Items listed in a dataset
++++++++++
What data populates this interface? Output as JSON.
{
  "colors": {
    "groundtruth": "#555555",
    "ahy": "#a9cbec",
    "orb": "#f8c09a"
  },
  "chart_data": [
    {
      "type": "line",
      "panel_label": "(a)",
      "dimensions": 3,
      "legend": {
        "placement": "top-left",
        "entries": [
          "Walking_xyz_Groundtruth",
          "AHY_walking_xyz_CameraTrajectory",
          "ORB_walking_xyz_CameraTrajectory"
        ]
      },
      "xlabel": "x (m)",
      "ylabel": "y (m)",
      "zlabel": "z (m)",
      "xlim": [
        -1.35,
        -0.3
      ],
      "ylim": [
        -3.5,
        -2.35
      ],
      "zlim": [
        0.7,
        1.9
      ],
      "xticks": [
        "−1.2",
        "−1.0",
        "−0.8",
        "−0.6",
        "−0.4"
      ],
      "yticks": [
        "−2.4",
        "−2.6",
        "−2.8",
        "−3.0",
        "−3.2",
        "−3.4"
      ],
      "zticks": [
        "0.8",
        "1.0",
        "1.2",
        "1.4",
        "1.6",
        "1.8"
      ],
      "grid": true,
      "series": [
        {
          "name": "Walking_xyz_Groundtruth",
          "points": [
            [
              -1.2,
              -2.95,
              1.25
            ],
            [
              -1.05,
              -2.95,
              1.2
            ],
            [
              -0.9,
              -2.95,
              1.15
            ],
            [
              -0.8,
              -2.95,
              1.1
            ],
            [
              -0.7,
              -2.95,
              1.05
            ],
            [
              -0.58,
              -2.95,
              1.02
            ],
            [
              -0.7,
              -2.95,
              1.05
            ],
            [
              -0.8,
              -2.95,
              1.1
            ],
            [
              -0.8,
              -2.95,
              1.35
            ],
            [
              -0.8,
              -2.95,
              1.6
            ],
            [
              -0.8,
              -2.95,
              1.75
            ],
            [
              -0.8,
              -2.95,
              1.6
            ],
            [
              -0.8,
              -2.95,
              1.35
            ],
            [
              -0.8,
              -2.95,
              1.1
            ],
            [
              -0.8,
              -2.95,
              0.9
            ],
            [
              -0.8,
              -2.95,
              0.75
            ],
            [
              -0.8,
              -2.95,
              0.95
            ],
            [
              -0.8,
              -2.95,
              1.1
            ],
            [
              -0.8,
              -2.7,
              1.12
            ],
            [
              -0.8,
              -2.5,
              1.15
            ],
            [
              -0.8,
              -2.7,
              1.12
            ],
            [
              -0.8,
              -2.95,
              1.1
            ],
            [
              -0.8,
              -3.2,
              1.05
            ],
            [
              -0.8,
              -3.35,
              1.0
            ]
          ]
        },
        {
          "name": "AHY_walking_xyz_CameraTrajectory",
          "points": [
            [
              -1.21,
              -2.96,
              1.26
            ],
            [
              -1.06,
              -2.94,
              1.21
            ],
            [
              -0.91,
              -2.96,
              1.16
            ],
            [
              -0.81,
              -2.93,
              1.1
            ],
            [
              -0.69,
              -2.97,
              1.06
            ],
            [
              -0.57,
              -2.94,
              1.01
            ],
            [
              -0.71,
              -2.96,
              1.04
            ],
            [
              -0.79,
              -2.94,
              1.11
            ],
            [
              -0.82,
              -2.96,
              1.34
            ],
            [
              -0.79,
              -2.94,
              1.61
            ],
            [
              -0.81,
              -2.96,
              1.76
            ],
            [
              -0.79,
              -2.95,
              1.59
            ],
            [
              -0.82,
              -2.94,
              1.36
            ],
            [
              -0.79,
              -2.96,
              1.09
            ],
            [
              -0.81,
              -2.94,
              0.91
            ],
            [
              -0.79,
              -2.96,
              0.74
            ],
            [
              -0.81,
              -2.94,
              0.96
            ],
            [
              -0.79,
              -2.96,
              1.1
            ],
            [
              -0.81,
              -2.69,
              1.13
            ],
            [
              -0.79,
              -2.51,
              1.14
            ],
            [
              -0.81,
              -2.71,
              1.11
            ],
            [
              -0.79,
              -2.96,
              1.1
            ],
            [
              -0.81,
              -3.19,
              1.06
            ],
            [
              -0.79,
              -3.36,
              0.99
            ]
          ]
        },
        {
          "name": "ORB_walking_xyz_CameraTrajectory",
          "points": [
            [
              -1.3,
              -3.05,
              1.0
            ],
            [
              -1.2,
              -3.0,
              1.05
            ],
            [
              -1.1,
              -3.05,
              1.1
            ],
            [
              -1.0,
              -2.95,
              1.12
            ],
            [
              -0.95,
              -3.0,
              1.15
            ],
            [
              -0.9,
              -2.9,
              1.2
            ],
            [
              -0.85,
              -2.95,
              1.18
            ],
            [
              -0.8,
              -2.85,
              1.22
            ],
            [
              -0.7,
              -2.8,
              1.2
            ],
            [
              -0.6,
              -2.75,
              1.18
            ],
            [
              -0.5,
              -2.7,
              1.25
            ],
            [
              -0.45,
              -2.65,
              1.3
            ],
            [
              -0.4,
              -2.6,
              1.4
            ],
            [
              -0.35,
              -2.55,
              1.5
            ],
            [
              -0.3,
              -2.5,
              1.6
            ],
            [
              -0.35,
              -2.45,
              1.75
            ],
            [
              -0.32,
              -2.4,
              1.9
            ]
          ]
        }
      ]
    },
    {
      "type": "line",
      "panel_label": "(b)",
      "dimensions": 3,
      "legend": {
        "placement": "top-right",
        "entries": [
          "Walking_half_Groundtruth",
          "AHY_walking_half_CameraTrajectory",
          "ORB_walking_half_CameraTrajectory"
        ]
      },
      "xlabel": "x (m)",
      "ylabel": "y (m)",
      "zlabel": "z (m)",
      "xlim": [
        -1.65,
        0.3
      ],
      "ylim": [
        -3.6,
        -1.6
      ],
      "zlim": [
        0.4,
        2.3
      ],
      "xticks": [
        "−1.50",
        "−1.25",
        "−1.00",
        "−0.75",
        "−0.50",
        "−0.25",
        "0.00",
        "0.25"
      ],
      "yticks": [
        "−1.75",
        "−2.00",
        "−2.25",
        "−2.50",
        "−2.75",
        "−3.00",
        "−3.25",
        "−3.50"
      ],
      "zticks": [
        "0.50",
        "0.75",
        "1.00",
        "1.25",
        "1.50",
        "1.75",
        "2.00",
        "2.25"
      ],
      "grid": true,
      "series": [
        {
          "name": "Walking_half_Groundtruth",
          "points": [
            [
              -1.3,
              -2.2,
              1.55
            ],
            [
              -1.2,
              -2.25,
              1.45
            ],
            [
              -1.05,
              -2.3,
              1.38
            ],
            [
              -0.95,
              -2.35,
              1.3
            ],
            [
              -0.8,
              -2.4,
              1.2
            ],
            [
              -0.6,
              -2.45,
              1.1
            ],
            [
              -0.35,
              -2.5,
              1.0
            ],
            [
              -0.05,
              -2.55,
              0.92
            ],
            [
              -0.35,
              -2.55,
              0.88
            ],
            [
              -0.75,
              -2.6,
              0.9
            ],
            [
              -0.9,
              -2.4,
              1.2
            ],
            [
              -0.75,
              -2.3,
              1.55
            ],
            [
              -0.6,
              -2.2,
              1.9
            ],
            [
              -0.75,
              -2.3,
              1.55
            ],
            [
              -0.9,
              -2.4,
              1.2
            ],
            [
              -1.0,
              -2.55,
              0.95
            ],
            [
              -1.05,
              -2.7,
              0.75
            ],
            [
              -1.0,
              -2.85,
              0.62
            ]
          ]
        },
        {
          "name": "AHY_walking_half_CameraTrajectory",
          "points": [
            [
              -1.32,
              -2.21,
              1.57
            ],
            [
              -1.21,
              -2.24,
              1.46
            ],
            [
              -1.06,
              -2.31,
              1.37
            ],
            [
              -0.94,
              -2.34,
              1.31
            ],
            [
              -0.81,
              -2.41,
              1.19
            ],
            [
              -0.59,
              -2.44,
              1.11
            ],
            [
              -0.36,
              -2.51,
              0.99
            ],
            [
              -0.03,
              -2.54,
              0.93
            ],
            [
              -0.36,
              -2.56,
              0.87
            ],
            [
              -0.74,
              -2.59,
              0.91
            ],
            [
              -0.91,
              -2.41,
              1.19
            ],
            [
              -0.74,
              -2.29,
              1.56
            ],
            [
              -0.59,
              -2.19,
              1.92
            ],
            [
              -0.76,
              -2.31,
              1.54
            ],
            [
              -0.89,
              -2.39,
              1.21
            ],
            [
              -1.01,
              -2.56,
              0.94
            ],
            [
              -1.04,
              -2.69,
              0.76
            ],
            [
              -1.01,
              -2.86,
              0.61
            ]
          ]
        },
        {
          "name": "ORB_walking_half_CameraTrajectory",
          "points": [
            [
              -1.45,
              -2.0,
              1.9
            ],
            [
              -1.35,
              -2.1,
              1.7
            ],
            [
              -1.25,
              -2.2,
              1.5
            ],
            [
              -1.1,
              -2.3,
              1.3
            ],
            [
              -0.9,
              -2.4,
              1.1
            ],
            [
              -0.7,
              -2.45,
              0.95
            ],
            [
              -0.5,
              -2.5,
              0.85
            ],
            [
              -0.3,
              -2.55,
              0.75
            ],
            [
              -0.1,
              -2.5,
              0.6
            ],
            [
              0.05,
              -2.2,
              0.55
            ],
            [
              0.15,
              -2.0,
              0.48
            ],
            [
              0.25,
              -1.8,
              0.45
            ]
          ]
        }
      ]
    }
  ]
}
++++++++++
### Instructions for the task
Find the lines containing "placement" and list every one of them.

### Solved problem
        "placement": "top-left",
        "placement": "top-right",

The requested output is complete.